* [To be done]: Search the records for the line with "Serialize everything readable". Output that line and each line after it, exactly, and stop at the end; omit pictures.

* [Material for this exercise]:
------------------------
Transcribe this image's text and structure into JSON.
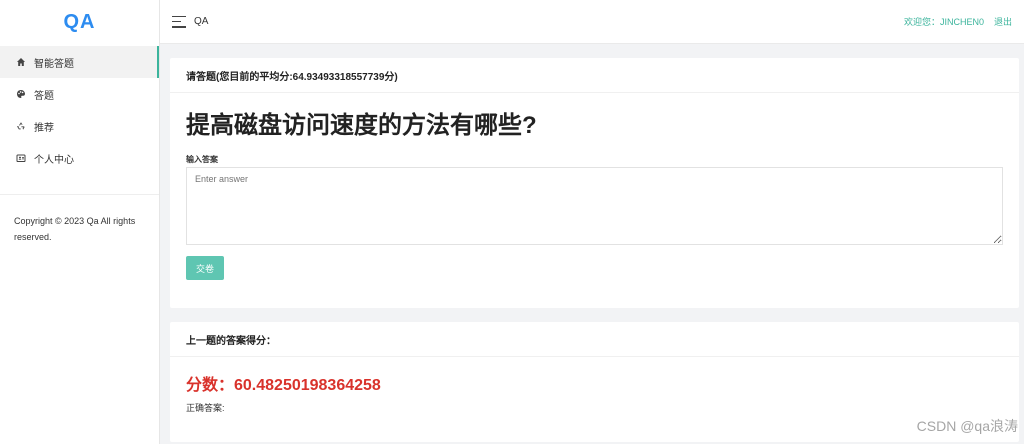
{
  "brand": "QA",
  "nav": [
    {
      "label": "智能答题",
      "icon": "home-icon",
      "active": true
    },
    {
      "label": "答题",
      "icon": "palette-icon",
      "active": false
    },
    {
      "label": "推荐",
      "icon": "recycle-icon",
      "active": false
    },
    {
      "label": "个人中心",
      "icon": "id-card-icon",
      "active": false
    }
  ],
  "copyright": "Copyright © 2023 Qa All rights reserved.",
  "topbar": {
    "title": "QA",
    "welcome": "欢迎您：JINCHEN0",
    "logout": "退出"
  },
  "quiz": {
    "header": "请答题(您目前的平均分:64.93493318557739分)",
    "question": "提高磁盘访问速度的方法有哪些?",
    "answer_label": "输入答案",
    "answer_placeholder": "Enter answer",
    "submit_label": "交卷"
  },
  "result": {
    "header": "上一题的答案得分：",
    "score_text": "分数：60.48250198364258",
    "correct_label": "正确答案:"
  },
  "watermark": "CSDN @qa浪涛",
  "colors": {
    "brand": "#2d8cf0",
    "accent": "#3bb49c",
    "button": "#5fc6b2",
    "score": "#d9322b"
  }
}
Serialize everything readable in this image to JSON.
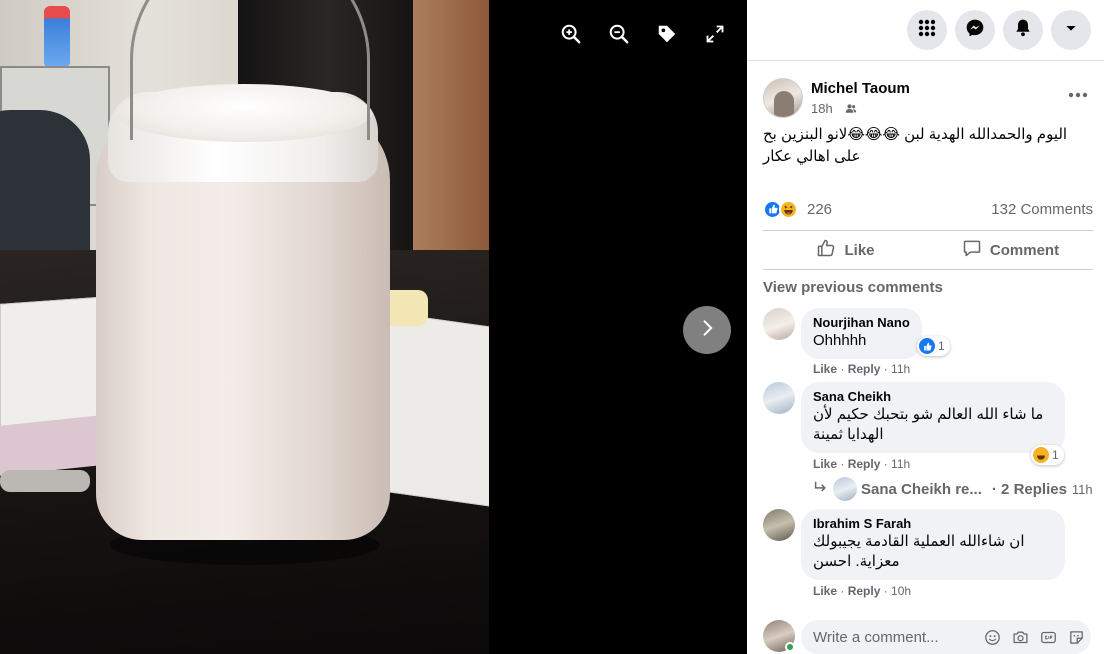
{
  "viewer": {
    "tools": [
      "zoom-in-icon",
      "zoom-out-icon",
      "tag-icon",
      "fullscreen-icon"
    ],
    "next_icon": "chevron-right-icon"
  },
  "topbar": {
    "buttons": [
      "menu-grid-icon",
      "messenger-icon",
      "notifications-bell-icon",
      "account-dropdown-icon"
    ]
  },
  "post": {
    "author": "Michel Taoum",
    "time": "18h",
    "audience_icon": "friends-icon",
    "text": "اليوم والحمدالله الهدية لبن 😂😂😂لانو البنزين بح على اهالي عكار",
    "reaction_count": "226",
    "comments_count": "132 Comments",
    "like_label": "Like",
    "comment_label": "Comment"
  },
  "comments_section": {
    "view_previous": "View previous comments",
    "comments": [
      {
        "name": "Nourjihan Nano",
        "text": "Ohhhhh",
        "like": "Like",
        "reply": "Reply",
        "time": "11h",
        "reaction_count": "1",
        "reaction": "like"
      },
      {
        "name": "Sana Cheikh",
        "text": "ما شاء الله العالم شو بتحبك حكيم لأن الهدايا ثمينة",
        "like": "Like",
        "reply": "Reply",
        "time": "11h",
        "reaction_count": "1",
        "reaction": "haha"
      },
      {
        "name": "Ibrahim S Farah",
        "text": "ان شاءالله العملية القادمة يجيبولك معزاية. احسن",
        "like": "Like",
        "reply": "Reply",
        "time": "10h"
      }
    ],
    "replies": {
      "name": "Sana Cheikh re...",
      "count": "· 2 Replies",
      "time": "11h"
    }
  },
  "composer": {
    "placeholder": "Write a comment...",
    "tools": [
      "emoji-icon",
      "camera-icon",
      "gif-icon",
      "sticker-icon"
    ]
  },
  "colors": {
    "like_blue": "#1877f2",
    "haha_yellow": "#f7b125",
    "muted_text": "#65676b",
    "bubble_bg": "#f0f2f5"
  }
}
------------------------
* [The response]:
Serialize everything readable in this image to JSON.
{
  "viewer": {
    "tools": [
      "zoom-in-icon",
      "zoom-out-icon",
      "tag-icon",
      "fullscreen-icon"
    ],
    "next_icon": "chevron-right-icon"
  },
  "topbar": {
    "buttons": [
      "menu-grid-icon",
      "messenger-icon",
      "notifications-bell-icon",
      "account-dropdown-icon"
    ]
  },
  "post": {
    "author": "Michel Taoum",
    "time": "18h",
    "audience_icon": "friends-icon",
    "text": "اليوم والحمدالله الهدية لبن 😂😂😂لانو البنزين بح على اهالي عكار",
    "reaction_count": "226",
    "comments_count": "132 Comments",
    "like_label": "Like",
    "comment_label": "Comment"
  },
  "comments_section": {
    "view_previous": "View previous comments",
    "comments": [
      {
        "name": "Nourjihan Nano",
        "text": "Ohhhhh",
        "like": "Like",
        "reply": "Reply",
        "time": "11h",
        "reaction_count": "1",
        "reaction": "like"
      },
      {
        "name": "Sana Cheikh",
        "text": "ما شاء الله العالم شو بتحبك حكيم لأن الهدايا ثمينة",
        "like": "Like",
        "reply": "Reply",
        "time": "11h",
        "reaction_count": "1",
        "reaction": "haha"
      },
      {
        "name": "Ibrahim S Farah",
        "text": "ان شاءالله العملية القادمة يجيبولك معزاية. احسن",
        "like": "Like",
        "reply": "Reply",
        "time": "10h"
      }
    ],
    "replies": {
      "name": "Sana Cheikh re...",
      "count": "· 2 Replies",
      "time": "11h"
    }
  },
  "composer": {
    "placeholder": "Write a comment...",
    "tools": [
      "emoji-icon",
      "camera-icon",
      "gif-icon",
      "sticker-icon"
    ]
  },
  "colors": {
    "like_blue": "#1877f2",
    "haha_yellow": "#f7b125",
    "muted_text": "#65676b",
    "bubble_bg": "#f0f2f5"
  }
}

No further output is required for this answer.